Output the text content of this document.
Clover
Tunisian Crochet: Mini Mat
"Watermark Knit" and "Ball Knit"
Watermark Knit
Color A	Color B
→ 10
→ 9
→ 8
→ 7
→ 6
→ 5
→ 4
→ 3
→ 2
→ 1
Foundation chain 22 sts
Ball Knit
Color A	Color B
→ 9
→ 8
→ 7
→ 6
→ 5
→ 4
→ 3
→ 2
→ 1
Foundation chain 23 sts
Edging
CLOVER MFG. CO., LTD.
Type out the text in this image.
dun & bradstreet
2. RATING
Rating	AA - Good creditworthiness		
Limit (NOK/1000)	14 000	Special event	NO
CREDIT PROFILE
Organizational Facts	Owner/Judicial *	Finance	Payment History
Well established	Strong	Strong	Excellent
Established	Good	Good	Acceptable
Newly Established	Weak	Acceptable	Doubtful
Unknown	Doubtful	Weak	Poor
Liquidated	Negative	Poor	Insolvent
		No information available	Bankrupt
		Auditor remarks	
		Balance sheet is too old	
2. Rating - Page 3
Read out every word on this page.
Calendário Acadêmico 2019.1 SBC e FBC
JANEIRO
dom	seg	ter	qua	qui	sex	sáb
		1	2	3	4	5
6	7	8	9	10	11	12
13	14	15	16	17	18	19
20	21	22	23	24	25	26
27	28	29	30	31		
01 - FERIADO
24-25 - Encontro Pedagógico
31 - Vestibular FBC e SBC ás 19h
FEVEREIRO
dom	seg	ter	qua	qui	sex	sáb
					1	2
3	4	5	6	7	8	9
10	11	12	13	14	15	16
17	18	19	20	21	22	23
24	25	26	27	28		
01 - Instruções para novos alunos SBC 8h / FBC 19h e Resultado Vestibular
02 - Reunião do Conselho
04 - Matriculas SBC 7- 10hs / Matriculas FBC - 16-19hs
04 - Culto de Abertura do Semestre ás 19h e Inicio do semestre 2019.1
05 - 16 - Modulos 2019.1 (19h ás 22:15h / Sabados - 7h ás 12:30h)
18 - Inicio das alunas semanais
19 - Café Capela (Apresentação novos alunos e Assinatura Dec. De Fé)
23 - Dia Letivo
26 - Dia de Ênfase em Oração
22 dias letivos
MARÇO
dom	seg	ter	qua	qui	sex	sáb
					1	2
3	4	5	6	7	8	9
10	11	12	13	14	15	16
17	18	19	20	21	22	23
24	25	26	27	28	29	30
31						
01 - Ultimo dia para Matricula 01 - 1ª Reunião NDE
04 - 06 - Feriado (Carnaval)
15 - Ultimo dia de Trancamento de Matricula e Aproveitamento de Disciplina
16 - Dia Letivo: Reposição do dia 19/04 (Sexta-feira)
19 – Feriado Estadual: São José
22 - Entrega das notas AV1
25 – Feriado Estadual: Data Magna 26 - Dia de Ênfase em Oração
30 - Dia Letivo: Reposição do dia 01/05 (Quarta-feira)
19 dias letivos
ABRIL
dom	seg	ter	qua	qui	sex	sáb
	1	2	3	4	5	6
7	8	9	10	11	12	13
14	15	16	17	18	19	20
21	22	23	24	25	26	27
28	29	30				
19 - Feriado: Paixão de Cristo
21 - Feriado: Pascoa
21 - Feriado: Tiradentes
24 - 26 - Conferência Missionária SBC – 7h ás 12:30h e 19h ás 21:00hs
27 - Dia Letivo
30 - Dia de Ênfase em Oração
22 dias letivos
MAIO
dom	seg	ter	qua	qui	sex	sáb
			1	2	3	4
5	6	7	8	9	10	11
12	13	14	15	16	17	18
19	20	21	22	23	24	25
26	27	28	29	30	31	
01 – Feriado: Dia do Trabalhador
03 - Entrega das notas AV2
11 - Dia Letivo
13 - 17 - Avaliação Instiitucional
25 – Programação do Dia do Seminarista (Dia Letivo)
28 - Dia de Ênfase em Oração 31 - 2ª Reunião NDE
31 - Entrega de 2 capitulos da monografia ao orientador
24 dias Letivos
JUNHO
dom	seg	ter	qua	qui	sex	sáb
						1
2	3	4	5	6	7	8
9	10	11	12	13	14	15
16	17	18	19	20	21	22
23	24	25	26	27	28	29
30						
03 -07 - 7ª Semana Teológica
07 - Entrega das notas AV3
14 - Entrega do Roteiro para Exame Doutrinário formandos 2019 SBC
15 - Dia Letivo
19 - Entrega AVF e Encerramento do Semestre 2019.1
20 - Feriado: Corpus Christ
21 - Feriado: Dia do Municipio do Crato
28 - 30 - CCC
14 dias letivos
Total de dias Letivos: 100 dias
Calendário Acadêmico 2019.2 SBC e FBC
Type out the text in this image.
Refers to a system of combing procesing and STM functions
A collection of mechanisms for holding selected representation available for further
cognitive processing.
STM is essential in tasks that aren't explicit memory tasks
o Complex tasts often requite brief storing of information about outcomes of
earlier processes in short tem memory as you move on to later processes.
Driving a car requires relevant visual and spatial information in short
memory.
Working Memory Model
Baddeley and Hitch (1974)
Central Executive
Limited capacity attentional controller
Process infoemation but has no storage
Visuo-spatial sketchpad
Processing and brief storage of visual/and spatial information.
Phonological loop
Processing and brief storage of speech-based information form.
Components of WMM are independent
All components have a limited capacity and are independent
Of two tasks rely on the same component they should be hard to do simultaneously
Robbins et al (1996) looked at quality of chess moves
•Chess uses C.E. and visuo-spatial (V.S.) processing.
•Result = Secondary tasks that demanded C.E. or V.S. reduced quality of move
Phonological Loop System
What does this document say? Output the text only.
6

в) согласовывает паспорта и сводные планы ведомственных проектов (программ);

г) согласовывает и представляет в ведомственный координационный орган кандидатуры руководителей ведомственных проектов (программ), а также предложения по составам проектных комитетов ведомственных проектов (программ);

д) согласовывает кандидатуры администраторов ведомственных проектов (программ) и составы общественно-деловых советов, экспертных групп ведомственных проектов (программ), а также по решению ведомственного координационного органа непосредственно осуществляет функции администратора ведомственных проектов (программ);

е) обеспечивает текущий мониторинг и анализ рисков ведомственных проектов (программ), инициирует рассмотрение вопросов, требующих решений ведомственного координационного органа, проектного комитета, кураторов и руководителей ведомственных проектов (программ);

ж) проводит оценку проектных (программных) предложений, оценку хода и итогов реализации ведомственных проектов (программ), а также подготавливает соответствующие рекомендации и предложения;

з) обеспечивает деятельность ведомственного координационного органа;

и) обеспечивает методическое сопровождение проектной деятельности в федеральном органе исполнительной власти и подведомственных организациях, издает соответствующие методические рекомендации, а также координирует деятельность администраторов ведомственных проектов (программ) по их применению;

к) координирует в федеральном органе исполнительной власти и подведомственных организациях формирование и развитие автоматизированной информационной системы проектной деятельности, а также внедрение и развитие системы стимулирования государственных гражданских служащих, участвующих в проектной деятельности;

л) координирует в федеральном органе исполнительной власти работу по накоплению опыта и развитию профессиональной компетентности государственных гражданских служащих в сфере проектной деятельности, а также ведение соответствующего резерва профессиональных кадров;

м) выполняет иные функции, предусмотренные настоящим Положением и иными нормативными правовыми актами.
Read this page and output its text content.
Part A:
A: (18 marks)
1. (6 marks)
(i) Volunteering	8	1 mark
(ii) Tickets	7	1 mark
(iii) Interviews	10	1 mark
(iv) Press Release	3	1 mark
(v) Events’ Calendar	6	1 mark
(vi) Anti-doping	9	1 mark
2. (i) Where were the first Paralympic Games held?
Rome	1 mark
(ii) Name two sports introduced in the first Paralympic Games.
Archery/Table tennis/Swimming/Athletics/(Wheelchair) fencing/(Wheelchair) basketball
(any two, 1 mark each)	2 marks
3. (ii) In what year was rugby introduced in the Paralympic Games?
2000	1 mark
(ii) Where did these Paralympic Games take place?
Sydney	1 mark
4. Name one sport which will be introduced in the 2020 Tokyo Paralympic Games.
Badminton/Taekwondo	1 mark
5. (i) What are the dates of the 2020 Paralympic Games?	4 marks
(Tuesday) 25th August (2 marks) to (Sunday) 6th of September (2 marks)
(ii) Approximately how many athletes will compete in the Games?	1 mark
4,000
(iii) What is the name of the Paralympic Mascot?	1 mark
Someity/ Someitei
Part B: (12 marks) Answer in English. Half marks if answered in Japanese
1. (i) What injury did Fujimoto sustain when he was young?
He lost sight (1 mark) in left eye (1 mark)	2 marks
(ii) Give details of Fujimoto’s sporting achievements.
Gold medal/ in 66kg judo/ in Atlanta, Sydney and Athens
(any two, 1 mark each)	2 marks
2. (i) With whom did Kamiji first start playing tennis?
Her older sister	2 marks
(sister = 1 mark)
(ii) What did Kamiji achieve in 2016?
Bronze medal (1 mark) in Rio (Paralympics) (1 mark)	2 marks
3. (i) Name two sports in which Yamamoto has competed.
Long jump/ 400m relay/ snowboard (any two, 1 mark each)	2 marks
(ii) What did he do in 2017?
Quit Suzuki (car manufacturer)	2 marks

● **TASK DETAILS**
Starting from the line containing "Read this page and output its text content." and ending with the final line of the data, reproduce each line exactly as it appears, including no other lines.

● **TASK RESPONSE**
Read this page and output its text content.
Part A:
A: (18 marks)
1. (6 marks)
(i) Volunteering	8	1 mark
(ii) Tickets	7	1 mark
(iii) Interviews	10	1 mark
(iv) Press Release	3	1 mark
(v) Events’ Calendar	6	1 mark
(vi) Anti-doping	9	1 mark
2. (i) Where were the first Paralympic Games held?
Rome	1 mark
(ii) Name two sports introduced in the first Paralympic Games.
Archery/Table tennis/Swimming/Athletics/(Wheelchair) fencing/(Wheelchair) basketball
(any two, 1 mark each)	2 marks
3. (ii) In what year was rugby introduced in the Paralympic Games?
2000	1 mark
(ii) Where did these Paralympic Games take place?
Sydney	1 mark
4. Name one sport which will be introduced in the 2020 Tokyo Paralympic Games.
Badminton/Taekwondo	1 mark
5. (i) What are the dates of the 2020 Paralympic Games?	4 marks
(Tuesday) 25th August (2 marks) to (Sunday) 6th of September (2 marks)
(ii) Approximately how many athletes will compete in the Games?	1 mark
4,000
(iii) What is the name of the Paralympic Mascot?	1 mark
Someity/ Someitei
Part B: (12 marks) Answer in English. Half marks if answered in Japanese
1. (i) What injury did Fujimoto sustain when he was young?
He lost sight (1 mark) in left eye (1 mark)	2 marks
(ii) Give details of Fujimoto’s sporting achievements.
Gold medal/ in 66kg judo/ in Atlanta, Sydney and Athens
(any two, 1 mark each)	2 marks
2. (i) With whom did Kamiji first start playing tennis?
Her older sister	2 marks
(sister = 1 mark)
(ii) What did Kamiji achieve in 2016?
Bronze medal (1 mark) in Rio (Paralympics) (1 mark)	2 marks
3. (i) Name two sports in which Yamamoto has competed.
Long jump/ 400m relay/ snowboard (any two, 1 mark each)	2 marks
(ii) What did he do in 2017?
Quit Suzuki (car manufacturer)	2 marks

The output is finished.